__Data for the task__.
_ _ _
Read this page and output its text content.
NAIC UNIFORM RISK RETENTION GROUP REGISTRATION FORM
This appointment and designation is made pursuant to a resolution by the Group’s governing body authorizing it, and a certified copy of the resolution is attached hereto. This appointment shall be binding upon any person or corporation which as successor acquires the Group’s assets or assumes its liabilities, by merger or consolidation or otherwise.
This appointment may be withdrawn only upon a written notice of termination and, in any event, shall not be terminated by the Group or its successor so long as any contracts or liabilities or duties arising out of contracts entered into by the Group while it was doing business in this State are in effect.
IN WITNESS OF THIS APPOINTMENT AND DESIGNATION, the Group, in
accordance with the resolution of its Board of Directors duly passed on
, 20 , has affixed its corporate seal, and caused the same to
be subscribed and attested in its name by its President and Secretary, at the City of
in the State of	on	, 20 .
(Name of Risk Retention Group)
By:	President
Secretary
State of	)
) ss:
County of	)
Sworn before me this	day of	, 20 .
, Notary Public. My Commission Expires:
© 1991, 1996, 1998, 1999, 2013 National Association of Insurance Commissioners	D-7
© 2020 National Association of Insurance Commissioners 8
_ _ _
Copy out every line of the listing that contains the string "State".

This appointment may be withdrawn only upon a written notice of termination and, in any event, shall not be terminated by the Group or its successor so long as any contracts or liabilities or duties arising out of contracts entered into by the Group while it was doing business in this State are in effect.
in the State of	on	, 20 .
State of	)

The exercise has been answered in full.